Set exercise> Your task is to print every entry below exactly as given.

Saved entries
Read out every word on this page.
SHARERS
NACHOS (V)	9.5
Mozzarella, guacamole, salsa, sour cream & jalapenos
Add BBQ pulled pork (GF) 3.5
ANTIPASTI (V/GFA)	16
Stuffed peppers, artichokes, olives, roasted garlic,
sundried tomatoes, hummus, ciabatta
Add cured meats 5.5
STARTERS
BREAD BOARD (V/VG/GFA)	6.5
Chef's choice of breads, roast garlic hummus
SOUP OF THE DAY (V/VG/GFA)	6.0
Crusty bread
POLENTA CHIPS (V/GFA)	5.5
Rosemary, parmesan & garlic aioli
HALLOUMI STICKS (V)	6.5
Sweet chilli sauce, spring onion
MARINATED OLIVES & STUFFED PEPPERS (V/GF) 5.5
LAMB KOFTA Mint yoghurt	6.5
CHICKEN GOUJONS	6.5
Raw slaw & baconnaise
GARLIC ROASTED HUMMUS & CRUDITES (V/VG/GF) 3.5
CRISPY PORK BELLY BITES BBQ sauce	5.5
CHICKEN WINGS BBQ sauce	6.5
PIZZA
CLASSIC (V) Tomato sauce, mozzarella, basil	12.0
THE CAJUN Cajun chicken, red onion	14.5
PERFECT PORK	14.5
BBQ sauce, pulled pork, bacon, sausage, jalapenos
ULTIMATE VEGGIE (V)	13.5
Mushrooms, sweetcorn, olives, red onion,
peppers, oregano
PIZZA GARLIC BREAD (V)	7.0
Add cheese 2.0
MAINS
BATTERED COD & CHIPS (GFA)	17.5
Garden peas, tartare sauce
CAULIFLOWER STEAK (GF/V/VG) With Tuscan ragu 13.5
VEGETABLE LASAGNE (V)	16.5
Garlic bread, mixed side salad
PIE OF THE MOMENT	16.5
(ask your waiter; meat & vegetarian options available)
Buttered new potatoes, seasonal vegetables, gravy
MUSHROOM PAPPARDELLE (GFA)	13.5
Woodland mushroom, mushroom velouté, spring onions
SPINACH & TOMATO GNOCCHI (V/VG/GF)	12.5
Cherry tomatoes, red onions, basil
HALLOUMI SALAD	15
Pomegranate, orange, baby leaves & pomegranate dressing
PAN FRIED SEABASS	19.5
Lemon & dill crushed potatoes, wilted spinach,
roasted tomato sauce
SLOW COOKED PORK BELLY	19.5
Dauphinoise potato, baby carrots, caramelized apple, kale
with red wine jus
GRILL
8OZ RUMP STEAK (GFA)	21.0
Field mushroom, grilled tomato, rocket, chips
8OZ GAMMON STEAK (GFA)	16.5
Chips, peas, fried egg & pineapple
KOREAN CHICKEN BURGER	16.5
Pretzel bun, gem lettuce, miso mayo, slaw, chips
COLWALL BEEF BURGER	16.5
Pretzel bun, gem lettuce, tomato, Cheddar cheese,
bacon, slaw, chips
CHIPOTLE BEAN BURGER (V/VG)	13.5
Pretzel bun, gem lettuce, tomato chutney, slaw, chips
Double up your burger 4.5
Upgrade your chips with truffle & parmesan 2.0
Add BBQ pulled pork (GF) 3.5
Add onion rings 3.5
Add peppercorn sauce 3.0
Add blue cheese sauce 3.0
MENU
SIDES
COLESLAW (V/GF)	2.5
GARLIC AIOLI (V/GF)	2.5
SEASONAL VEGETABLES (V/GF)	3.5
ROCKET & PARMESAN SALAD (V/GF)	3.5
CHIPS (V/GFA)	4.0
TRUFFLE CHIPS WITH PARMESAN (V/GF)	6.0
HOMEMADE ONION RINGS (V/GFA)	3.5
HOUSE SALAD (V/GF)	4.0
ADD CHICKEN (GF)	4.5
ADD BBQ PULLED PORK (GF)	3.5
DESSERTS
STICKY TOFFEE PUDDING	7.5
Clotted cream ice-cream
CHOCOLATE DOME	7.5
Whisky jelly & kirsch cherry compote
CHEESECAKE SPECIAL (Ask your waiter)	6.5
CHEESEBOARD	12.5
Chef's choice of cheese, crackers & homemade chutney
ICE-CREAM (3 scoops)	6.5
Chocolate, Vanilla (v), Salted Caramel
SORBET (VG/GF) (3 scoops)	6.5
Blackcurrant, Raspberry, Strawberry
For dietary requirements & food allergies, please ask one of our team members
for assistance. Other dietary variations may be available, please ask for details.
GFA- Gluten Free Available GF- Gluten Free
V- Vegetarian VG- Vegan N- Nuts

Task answer>
Read out every word on this page.
SHARERS
NACHOS (V)	9.5
Mozzarella, guacamole, salsa, sour cream & jalapenos
Add BBQ pulled pork (GF) 3.5
ANTIPASTI (V/GFA)	16
Stuffed peppers, artichokes, olives, roasted garlic,
sundried tomatoes, hummus, ciabatta
Add cured meats 5.5
STARTERS
BREAD BOARD (V/VG/GFA)	6.5
Chef's choice of breads, roast garlic hummus
SOUP OF THE DAY (V/VG/GFA)	6.0
Crusty bread
POLENTA CHIPS (V/GFA)	5.5
Rosemary, parmesan & garlic aioli
HALLOUMI STICKS (V)	6.5
Sweet chilli sauce, spring onion
MARINATED OLIVES & STUFFED PEPPERS (V/GF) 5.5
LAMB KOFTA Mint yoghurt	6.5
CHICKEN GOUJONS	6.5
Raw slaw & baconnaise
GARLIC ROASTED HUMMUS & CRUDITES (V/VG/GF) 3.5
CRISPY PORK BELLY BITES BBQ sauce	5.5
CHICKEN WINGS BBQ sauce	6.5
PIZZA
CLASSIC (V) Tomato sauce, mozzarella, basil	12.0
THE CAJUN Cajun chicken, red onion	14.5
PERFECT PORK	14.5
BBQ sauce, pulled pork, bacon, sausage, jalapenos
ULTIMATE VEGGIE (V)	13.5
Mushrooms, sweetcorn, olives, red onion,
peppers, oregano
PIZZA GARLIC BREAD (V)	7.0
Add cheese 2.0
MAINS
BATTERED COD & CHIPS (GFA)	17.5
Garden peas, tartare sauce
CAULIFLOWER STEAK (GF/V/VG) With Tuscan ragu 13.5
VEGETABLE LASAGNE (V)	16.5
Garlic bread, mixed side salad
PIE OF THE MOMENT	16.5
(ask your waiter; meat & vegetarian options available)
Buttered new potatoes, seasonal vegetables, gravy
MUSHROOM PAPPARDELLE (GFA)	13.5
Woodland mushroom, mushroom velouté, spring onions
SPINACH & TOMATO GNOCCHI (V/VG/GF)	12.5
Cherry tomatoes, red onions, basil
HALLOUMI SALAD	15
Pomegranate, orange, baby leaves & pomegranate dressing
PAN FRIED SEABASS	19.5
Lemon & dill crushed potatoes, wilted spinach,
roasted tomato sauce
SLOW COOKED PORK BELLY	19.5
Dauphinoise potato, baby carrots, caramelized apple, kale
with red wine jus
GRILL
8OZ RUMP STEAK (GFA)	21.0
Field mushroom, grilled tomato, rocket, chips
8OZ GAMMON STEAK (GFA)	16.5
Chips, peas, fried egg & pineapple
KOREAN CHICKEN BURGER	16.5
Pretzel bun, gem lettuce, miso mayo, slaw, chips
COLWALL BEEF BURGER	16.5
Pretzel bun, gem lettuce, tomato, Cheddar cheese,
bacon, slaw, chips
CHIPOTLE BEAN BURGER (V/VG)	13.5
Pretzel bun, gem lettuce, tomato chutney, slaw, chips
Double up your burger 4.5
Upgrade your chips with truffle & parmesan 2.0
Add BBQ pulled pork (GF) 3.5
Add onion rings 3.5
Add peppercorn sauce 3.0
Add blue cheese sauce 3.0
MENU
SIDES
COLESLAW (V/GF)	2.5
GARLIC AIOLI (V/GF)	2.5
SEASONAL VEGETABLES (V/GF)	3.5
ROCKET & PARMESAN SALAD (V/GF)	3.5
CHIPS (V/GFA)	4.0
TRUFFLE CHIPS WITH PARMESAN (V/GF)	6.0
HOMEMADE ONION RINGS (V/GFA)	3.5
HOUSE SALAD (V/GF)	4.0
ADD CHICKEN (GF)	4.5
ADD BBQ PULLED PORK (GF)	3.5
DESSERTS
STICKY TOFFEE PUDDING	7.5
Clotted cream ice-cream
CHOCOLATE DOME	7.5
Whisky jelly & kirsch cherry compote
CHEESECAKE SPECIAL (Ask your waiter)	6.5
CHEESEBOARD	12.5
Chef's choice of cheese, crackers & homemade chutney
ICE-CREAM (3 scoops)	6.5
Chocolate, Vanilla (v), Salted Caramel
SORBET (VG/GF) (3 scoops)	6.5
Blackcurrant, Raspberry, Strawberry
For dietary requirements & food allergies, please ask one of our team members
for assistance. Other dietary variations may be available, please ask for details.
GFA- Gluten Free Available GF- Gluten Free
V- Vegetarian VG- Vegan N- Nuts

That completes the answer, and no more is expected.